*Structured figure records*:
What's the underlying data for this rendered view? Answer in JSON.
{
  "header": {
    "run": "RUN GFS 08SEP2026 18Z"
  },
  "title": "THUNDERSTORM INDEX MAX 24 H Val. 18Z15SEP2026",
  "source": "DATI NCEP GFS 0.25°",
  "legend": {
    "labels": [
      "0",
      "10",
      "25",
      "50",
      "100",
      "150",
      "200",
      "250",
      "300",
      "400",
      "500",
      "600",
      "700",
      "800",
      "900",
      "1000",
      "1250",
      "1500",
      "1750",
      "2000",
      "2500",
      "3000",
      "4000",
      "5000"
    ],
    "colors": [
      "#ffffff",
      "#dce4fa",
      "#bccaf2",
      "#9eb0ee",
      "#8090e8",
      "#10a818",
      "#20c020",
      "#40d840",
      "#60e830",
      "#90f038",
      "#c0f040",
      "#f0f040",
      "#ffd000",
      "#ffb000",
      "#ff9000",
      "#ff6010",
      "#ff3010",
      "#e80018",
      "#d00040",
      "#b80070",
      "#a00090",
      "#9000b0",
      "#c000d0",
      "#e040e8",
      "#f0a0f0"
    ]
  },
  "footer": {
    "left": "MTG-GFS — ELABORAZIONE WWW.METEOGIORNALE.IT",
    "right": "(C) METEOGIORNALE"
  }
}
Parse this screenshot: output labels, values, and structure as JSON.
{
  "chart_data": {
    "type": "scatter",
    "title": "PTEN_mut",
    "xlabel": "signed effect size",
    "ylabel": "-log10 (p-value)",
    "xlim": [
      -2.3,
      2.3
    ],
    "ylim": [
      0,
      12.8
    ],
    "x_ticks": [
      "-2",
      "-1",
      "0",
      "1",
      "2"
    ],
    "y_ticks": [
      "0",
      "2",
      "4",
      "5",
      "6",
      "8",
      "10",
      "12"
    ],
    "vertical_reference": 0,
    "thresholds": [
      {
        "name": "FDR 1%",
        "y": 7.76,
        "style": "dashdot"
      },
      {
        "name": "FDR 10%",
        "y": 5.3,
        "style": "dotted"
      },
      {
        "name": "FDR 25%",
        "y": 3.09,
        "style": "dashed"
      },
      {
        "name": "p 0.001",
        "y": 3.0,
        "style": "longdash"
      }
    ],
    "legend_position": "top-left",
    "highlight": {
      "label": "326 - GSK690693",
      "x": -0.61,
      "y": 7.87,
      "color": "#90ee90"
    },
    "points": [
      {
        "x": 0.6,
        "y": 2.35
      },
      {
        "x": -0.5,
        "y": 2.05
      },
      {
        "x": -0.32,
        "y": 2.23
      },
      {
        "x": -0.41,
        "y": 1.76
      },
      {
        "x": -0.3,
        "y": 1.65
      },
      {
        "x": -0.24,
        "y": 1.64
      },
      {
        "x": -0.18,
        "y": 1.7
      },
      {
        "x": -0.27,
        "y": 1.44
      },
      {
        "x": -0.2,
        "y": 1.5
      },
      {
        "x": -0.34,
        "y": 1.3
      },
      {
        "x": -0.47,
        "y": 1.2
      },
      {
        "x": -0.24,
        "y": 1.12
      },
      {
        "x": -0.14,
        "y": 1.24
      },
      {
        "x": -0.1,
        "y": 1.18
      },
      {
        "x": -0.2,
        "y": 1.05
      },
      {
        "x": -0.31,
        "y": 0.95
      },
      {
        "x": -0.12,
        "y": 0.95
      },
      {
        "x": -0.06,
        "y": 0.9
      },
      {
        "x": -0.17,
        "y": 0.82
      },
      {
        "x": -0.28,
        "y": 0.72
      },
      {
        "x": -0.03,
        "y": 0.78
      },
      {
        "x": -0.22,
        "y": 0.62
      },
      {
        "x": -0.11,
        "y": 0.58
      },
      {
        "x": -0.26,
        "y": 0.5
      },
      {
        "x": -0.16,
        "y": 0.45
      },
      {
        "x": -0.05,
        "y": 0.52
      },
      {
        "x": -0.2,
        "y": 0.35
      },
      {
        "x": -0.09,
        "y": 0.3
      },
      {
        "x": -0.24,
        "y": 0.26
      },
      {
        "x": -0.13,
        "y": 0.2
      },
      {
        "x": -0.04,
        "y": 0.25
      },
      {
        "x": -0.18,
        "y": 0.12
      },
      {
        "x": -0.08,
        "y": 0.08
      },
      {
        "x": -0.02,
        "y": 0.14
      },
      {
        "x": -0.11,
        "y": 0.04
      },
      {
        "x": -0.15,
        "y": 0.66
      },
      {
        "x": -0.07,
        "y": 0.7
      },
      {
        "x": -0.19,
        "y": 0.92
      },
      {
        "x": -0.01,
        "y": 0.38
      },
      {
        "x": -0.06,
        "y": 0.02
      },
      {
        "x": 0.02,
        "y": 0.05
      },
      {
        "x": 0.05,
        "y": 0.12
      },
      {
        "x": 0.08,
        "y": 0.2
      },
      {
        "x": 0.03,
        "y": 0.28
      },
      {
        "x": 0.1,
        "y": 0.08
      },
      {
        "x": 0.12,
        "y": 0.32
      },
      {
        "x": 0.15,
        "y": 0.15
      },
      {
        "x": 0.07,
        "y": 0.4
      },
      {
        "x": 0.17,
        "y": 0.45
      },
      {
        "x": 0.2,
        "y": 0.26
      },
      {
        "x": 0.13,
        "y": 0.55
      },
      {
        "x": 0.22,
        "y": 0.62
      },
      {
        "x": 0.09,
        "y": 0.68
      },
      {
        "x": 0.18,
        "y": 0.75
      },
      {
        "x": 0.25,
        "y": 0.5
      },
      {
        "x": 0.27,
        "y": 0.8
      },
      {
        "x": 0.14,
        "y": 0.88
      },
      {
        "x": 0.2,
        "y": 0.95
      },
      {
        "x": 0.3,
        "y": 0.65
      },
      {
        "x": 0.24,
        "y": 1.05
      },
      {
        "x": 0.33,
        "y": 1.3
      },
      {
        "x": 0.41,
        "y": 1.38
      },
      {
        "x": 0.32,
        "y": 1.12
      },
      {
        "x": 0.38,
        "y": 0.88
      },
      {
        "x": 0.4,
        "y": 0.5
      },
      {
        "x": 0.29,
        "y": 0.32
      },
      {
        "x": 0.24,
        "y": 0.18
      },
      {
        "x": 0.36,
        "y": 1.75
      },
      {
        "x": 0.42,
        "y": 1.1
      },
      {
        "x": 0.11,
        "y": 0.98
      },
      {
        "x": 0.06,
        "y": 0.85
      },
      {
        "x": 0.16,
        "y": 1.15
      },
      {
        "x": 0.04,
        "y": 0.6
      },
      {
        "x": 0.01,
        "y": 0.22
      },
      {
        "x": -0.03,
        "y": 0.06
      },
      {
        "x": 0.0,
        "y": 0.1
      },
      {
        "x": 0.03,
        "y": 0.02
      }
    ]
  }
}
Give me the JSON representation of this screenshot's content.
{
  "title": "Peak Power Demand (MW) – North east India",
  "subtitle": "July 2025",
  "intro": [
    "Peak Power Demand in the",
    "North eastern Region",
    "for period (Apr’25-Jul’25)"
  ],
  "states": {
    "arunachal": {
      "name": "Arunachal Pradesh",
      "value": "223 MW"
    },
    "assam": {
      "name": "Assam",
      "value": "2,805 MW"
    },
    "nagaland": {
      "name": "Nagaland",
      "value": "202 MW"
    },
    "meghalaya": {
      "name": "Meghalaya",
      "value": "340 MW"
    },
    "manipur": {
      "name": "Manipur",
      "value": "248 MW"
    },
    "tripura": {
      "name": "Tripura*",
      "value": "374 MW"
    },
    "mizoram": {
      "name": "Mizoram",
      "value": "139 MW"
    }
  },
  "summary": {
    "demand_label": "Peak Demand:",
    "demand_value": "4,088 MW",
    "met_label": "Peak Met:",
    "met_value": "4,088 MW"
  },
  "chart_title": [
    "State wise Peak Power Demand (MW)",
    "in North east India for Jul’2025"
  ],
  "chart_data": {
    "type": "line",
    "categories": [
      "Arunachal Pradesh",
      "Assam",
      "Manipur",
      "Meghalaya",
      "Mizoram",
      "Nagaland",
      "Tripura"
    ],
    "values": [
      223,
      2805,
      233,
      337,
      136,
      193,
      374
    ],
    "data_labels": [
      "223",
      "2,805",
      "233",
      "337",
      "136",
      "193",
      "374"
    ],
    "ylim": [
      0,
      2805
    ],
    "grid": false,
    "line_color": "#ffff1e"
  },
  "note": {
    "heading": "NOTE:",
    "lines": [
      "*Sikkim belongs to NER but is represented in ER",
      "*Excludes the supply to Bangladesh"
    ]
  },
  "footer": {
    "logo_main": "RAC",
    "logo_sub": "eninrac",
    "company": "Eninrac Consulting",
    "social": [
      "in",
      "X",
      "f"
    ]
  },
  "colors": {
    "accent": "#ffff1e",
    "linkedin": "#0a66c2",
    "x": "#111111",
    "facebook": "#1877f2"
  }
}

*DO THIS*: Check all the records above and select each line where the string "left" is found.

*TASK SOLUTION*:
    "left": "MTG-GFS — ELABORAZIONE WWW.METEOGIORNALE.IT",
    "legend_position": "top-left",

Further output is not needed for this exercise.